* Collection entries
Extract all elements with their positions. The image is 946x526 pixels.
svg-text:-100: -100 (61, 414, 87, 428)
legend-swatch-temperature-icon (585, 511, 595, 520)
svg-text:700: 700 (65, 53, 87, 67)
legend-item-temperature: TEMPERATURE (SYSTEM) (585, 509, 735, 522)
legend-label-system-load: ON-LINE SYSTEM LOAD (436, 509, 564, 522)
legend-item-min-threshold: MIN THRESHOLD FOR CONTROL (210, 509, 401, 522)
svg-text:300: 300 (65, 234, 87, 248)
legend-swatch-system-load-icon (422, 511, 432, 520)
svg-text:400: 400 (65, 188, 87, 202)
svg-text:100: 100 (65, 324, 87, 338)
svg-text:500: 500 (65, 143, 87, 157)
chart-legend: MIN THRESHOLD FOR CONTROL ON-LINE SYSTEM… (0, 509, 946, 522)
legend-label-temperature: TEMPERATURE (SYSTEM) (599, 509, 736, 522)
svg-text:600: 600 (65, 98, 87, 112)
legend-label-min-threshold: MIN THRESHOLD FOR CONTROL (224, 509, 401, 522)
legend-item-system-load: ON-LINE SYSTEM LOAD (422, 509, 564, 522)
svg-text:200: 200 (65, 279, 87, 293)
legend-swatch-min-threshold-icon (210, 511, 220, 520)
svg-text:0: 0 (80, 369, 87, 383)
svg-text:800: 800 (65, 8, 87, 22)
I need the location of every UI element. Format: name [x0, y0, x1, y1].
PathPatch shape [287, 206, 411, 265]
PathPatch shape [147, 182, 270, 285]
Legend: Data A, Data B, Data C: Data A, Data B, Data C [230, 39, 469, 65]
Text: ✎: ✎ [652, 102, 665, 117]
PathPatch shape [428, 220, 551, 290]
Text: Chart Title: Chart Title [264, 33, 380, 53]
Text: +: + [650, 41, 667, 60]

* WRITTEN PROBLEM
Write each line of the rows above as one string in a JSON list, omitting blank lines.

* RESPONSE TO THIS TASK
[
  "Extract all elements with their positions. The image is 946x526 pixels.",
  "svg-text:-100: -100 (61, 414, 87, 428)",
  "legend-swatch-temperature-icon (585, 511, 595, 520)",
  "svg-text:700: 700 (65, 53, 87, 67)",
  "legend-item-temperature: TEMPERATURE (SYSTEM) (585, 509, 735, 522)",
  "legend-label-system-load: ON-LINE SYSTEM LOAD (436, 509, 564, 522)",
  "legend-item-min-threshold: MIN THRESHOLD FOR CONTROL (210, 509, 401, 522)",
  "svg-text:300: 300 (65, 234, 87, 248)",
  "legend-swatch-system-load-icon (422, 511, 432, 520)",
  "svg-text:400: 400 (65, 188, 87, 202)",
  "svg-text:100: 100 (65, 324, 87, 338)",
  "svg-text:500: 500 (65, 143, 87, 157)",
  "chart-legend: MIN THRESHOLD FOR CONTROL ON-LINE SYSTEM… (0, 509, 946, 522)",
  "legend-label-temperature: TEMPERATURE (SYSTEM) (599, 509, 736, 522)",
  "svg-text:600: 600 (65, 98, 87, 112)",
  "legend-label-min-threshold: MIN THRESHOLD FOR CONTROL (224, 509, 401, 522)",
  "legend-item-system-load: ON-LINE SYSTEM LOAD (422, 509, 564, 522)",
  "svg-text:200: 200 (65, 279, 87, 293)",
  "legend-swatch-min-threshold-icon (210, 511, 220, 520)",
  "svg-text:0: 0 (80, 369, 87, 383)",
  "svg-text:800: 800 (65, 8, 87, 22)",
  "I need the location of every UI element. Format: name [x0, y0, x1, y1].",
  "PathPatch shape [287, 206, 411, 265]",
  "PathPatch shape [147, 182, 270, 285]",
  "Legend: Data A, Data B, Data C: Data A, Data B, Data C [230, 39, 469, 65]",
  "Text: ✎: ✎ [652, 102, 665, 117]",
  "PathPatch shape [428, 220, 551, 290]",
  "Text: Chart Title: Chart Title [264, 33, 380, 53]",
  "Text: +: + [650, 41, 667, 60]"
]